(Beginning of Information given)

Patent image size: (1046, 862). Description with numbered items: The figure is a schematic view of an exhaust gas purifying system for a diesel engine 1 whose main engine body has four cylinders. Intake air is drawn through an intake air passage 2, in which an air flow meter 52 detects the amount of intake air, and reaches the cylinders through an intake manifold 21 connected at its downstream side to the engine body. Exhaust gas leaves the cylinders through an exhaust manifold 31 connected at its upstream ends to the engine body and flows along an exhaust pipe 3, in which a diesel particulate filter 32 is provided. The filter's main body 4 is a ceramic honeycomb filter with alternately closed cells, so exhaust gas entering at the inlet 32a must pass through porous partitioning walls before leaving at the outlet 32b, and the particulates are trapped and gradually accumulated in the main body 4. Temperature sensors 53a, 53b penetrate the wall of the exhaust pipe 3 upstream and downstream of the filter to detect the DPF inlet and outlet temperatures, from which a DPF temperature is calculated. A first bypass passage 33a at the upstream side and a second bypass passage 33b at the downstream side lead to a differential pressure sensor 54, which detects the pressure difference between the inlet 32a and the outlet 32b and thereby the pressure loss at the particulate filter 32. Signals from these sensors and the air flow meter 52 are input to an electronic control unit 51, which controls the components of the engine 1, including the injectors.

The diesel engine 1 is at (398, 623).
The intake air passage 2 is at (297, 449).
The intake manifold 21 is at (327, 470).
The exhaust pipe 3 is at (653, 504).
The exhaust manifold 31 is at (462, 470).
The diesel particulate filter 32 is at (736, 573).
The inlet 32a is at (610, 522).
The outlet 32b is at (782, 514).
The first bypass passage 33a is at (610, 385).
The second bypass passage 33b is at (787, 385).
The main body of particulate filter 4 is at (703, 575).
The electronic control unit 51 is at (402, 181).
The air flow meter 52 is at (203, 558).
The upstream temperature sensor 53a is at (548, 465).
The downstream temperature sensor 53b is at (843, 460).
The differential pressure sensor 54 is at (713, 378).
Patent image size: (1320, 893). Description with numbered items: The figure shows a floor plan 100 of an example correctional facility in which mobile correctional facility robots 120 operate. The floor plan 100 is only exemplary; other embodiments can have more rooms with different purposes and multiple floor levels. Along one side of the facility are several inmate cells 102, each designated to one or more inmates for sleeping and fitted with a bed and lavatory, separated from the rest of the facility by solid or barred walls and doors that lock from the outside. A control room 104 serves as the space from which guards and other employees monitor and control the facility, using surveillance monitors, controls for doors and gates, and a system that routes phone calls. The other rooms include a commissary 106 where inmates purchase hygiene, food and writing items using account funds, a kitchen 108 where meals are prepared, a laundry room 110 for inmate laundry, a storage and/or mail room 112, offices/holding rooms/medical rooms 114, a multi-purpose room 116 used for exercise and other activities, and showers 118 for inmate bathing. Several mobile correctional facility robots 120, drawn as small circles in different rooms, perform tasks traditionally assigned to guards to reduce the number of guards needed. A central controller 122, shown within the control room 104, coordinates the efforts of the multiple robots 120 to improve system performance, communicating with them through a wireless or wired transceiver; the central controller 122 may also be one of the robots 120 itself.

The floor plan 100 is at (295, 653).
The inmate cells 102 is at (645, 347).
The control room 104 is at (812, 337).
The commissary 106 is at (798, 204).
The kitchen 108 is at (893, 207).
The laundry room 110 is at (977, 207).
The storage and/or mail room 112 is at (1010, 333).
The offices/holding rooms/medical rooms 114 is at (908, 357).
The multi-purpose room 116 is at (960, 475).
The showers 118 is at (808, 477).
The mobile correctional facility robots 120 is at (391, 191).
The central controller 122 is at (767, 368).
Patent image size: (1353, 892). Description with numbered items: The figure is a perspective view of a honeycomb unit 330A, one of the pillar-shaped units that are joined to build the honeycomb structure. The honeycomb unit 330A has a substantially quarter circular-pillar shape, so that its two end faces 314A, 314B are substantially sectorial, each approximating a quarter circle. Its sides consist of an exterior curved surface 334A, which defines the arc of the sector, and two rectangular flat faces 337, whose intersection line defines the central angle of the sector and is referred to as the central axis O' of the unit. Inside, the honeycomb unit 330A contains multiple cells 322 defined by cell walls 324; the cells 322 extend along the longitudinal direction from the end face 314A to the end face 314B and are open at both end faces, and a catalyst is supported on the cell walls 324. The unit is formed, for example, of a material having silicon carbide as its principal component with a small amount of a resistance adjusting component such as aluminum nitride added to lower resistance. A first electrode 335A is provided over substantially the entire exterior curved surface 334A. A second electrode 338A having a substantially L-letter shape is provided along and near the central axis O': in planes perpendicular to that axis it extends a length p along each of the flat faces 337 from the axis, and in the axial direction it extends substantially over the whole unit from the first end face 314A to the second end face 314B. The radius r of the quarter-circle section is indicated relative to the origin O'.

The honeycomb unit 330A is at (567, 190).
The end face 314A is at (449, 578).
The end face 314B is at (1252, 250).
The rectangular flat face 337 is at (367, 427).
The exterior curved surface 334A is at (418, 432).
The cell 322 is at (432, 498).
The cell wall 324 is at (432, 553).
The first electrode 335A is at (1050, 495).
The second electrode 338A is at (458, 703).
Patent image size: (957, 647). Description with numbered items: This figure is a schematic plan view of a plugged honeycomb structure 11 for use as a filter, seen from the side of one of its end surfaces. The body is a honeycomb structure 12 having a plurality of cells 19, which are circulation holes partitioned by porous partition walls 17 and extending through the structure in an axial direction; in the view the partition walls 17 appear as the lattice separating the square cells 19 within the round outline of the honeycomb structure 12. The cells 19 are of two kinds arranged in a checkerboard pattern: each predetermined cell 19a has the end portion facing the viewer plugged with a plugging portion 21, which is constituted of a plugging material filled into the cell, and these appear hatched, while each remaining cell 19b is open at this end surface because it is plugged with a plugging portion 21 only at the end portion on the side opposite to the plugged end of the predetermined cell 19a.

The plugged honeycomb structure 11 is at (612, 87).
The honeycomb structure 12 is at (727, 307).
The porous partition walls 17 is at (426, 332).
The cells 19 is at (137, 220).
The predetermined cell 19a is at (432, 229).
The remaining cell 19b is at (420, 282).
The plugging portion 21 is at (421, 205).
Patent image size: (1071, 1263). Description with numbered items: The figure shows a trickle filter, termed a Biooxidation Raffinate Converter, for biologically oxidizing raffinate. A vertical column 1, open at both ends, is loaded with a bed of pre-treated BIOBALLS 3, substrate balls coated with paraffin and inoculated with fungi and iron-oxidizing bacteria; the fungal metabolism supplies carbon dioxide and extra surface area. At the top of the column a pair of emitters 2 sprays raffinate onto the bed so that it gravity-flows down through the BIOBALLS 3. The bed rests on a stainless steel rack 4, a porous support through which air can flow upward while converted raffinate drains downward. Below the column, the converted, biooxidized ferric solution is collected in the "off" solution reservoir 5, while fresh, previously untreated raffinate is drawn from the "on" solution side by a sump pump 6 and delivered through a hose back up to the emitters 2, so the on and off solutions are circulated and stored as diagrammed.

(End of Information given)

* Problem details *
Transcribe every entry word for word.

* Answer below *
Patent image size: (1046, 862). Description with numbered items: The figure is a schematic view of an exhaust gas purifying system for a diesel engine 1 whose main engine body has four cylinders. Intake air is drawn through an intake air passage 2, in which an air flow meter 52 detects the amount of intake air, and reaches the cylinders through an intake manifold 21 connected at its downstream side to the engine body. Exhaust gas leaves the cylinders through an exhaust manifold 31 connected at its upstream ends to the engine body and flows along an exhaust pipe 3, in which a diesel particulate filter 32 is provided. The filter's main body 4 is a ceramic honeycomb filter with alternately closed cells, so exhaust gas entering at the inlet 32a must pass through porous partitioning walls before leaving at the outlet 32b, and the particulates are trapped and gradually accumulated in the main body 4. Temperature sensors 53a, 53b penetrate the wall of the exhaust pipe 3 upstream and downstream of the filter to detect the DPF inlet and outlet temperatures, from which a DPF temperature is calculated. A first bypass passage 33a at the upstream side and a second bypass passage 33b at the downstream side lead to a differential pressure sensor 54, which detects the pressure difference between the inlet 32a and the outlet 32b and thereby the pressure loss at the particulate filter 32. Signals from these sensors and the air flow meter 52 are input to an electronic control unit 51, which controls the components of the engine 1, including the injectors.

The diesel engine 1 is at (398, 623).
The intake air passage 2 is at (297, 449).
The intake manifold 21 is at (327, 470).
The exhaust pipe 3 is at (653, 504).
The exhaust manifold 31 is at (462, 470).
The diesel particulate filter 32 is at (736, 573).
The inlet 32a is at (610, 522).
The outlet 32b is at (782, 514).
The first bypass passage 33a is at (610, 385).
The second bypass passage 33b is at (787, 385).
The main body of particulate filter 4 is at (703, 575).
The electronic control unit 51 is at (402, 181).
The air flow meter 52 is at (203, 558).
The upstream temperature sensor 53a is at (548, 465).
The downstream temperature sensor 53b is at (843, 460).
The differential pressure sensor 54 is at (713, 378).
Patent image size: (1320, 893). Description with numbered items: The figure shows a floor plan 100 of an example correctional facility in which mobile correctional facility robots 120 operate. The floor plan 100 is only exemplary; other embodiments can have more rooms with different purposes and multiple floor levels. Along one side of the facility are several inmate cells 102, each designated to one or more inmates for sleeping and fitted with a bed and lavatory, separated from the rest of the facility by solid or barred walls and doors that lock from the outside. A control room 104 serves as the space from which guards and other employees monitor and control the facility, using surveillance monitors, controls for doors and gates, and a system that routes phone calls. The other rooms include a commissary 106 where inmates purchase hygiene, food and writing items using account funds, a kitchen 108 where meals are prepared, a laundry room 110 for inmate laundry, a storage and/or mail room 112, offices/holding rooms/medical rooms 114, a multi-purpose room 116 used for exercise and other activities, and showers 118 for inmate bathing. Several mobile correctional facility robots 120, drawn as small circles in different rooms, perform tasks traditionally assigned to guards to reduce the number of guards needed. A central controller 122, shown within the control room 104, coordinates the efforts of the multiple robots 120 to improve system performance, communicating with them through a wireless or wired transceiver; the central controller 122 may also be one of the robots 120 itself.

The floor plan 100 is at (295, 653).
The inmate cells 102 is at (645, 347).
The control room 104 is at (812, 337).
The commissary 106 is at (798, 204).
The kitchen 108 is at (893, 207).
The laundry room 110 is at (977, 207).
The storage and/or mail room 112 is at (1010, 333).
The offices/holding rooms/medical rooms 114 is at (908, 357).
The multi-purpose room 116 is at (960, 475).
The showers 118 is at (808, 477).
The mobile correctional facility robots 120 is at (391, 191).
The central controller 122 is at (767, 368).
Patent image size: (1353, 892). Description with numbered items: The figure is a perspective view of a honeycomb unit 330A, one of the pillar-shaped units that are joined to build the honeycomb structure. The honeycomb unit 330A has a substantially quarter circular-pillar shape, so that its two end faces 314A, 314B are substantially sectorial, each approximating a quarter circle. Its sides consist of an exterior curved surface 334A, which defines the arc of the sector, and two rectangular flat faces 337, whose intersection line defines the central angle of the sector and is referred to as the central axis O' of the unit. Inside, the honeycomb unit 330A contains multiple cells 322 defined by cell walls 324; the cells 322 extend along the longitudinal direction from the end face 314A to the end face 314B and are open at both end faces, and a catalyst is supported on the cell walls 324. The unit is formed, for example, of a material having silicon carbide as its principal component with a small amount of a resistance adjusting component such as aluminum nitride added to lower resistance. A first electrode 335A is provided over substantially the entire exterior curved surface 334A. A second electrode 338A having a substantially L-letter shape is provided along and near the central axis O': in planes perpendicular to that axis it extends a length p along each of the flat faces 337 from the axis, and in the axial direction it extends substantially over the whole unit from the first end face 314A to the second end face 314B. The radius r of the quarter-circle section is indicated relative to the origin O'.

The honeycomb unit 330A is at (567, 190).
The end face 314A is at (449, 578).
The end face 314B is at (1252, 250).
The rectangular flat face 337 is at (367, 427).
The exterior curved surface 334A is at (418, 432).
The cell 322 is at (432, 498).
The cell wall 324 is at (432, 553).
The first electrode 335A is at (1050, 495).
The second electrode 338A is at (458, 703).
Patent image size: (957, 647). Description with numbered items: This figure is a schematic plan view of a plugged honeycomb structure 11 for use as a filter, seen from the side of one of its end surfaces. The body is a honeycomb structure 12 having a plurality of cells 19, which are circulation holes partitioned by porous partition walls 17 and extending through the structure in an axial direction; in the view the partition walls 17 appear as the lattice separating the square cells 19 within the round outline of the honeycomb structure 12. The cells 19 are of two kinds arranged in a checkerboard pattern: each predetermined cell 19a has the end portion facing the viewer plugged with a plugging portion 21, which is constituted of a plugging material filled into the cell, and these appear hatched, while each remaining cell 19b is open at this end surface because it is plugged with a plugging portion 21 only at the end portion on the side opposite to the plugged end of the predetermined cell 19a.

The plugged honeycomb structure 11 is at (612, 87).
The honeycomb structure 12 is at (727, 307).
The porous partition walls 17 is at (426, 332).
The cells 19 is at (137, 220).
The predetermined cell 19a is at (432, 229).
The remaining cell 19b is at (420, 282).
The plugging portion 21 is at (421, 205).
Patent image size: (1071, 1263). Description with numbered items: The figure shows a trickle filter, termed a Biooxidation Raffinate Converter, for biologically oxidizing raffinate. A vertical column 1, open at both ends, is loaded with a bed of pre-treated BIOBALLS 3, substrate balls coated with paraffin and inoculated with fungi and iron-oxidizing bacteria; the fungal metabolism supplies carbon dioxide and extra surface area. At the top of the column a pair of emitters 2 sprays raffinate onto the bed so that it gravity-flows down through the BIOBALLS 3. The bed rests on a stainless steel rack 4, a porous support through which air can flow upward while converted raffinate drains downward. Below the column, the converted, biooxidized ferric solution is collected in the "off" solution reservoir 5, while fresh, previously untreated raffinate is drawn from the "on" solution side by a sump pump 6 and delivered through a hose back up to the emitters 2, so the on and off solutions are circulated and stored as diagrammed.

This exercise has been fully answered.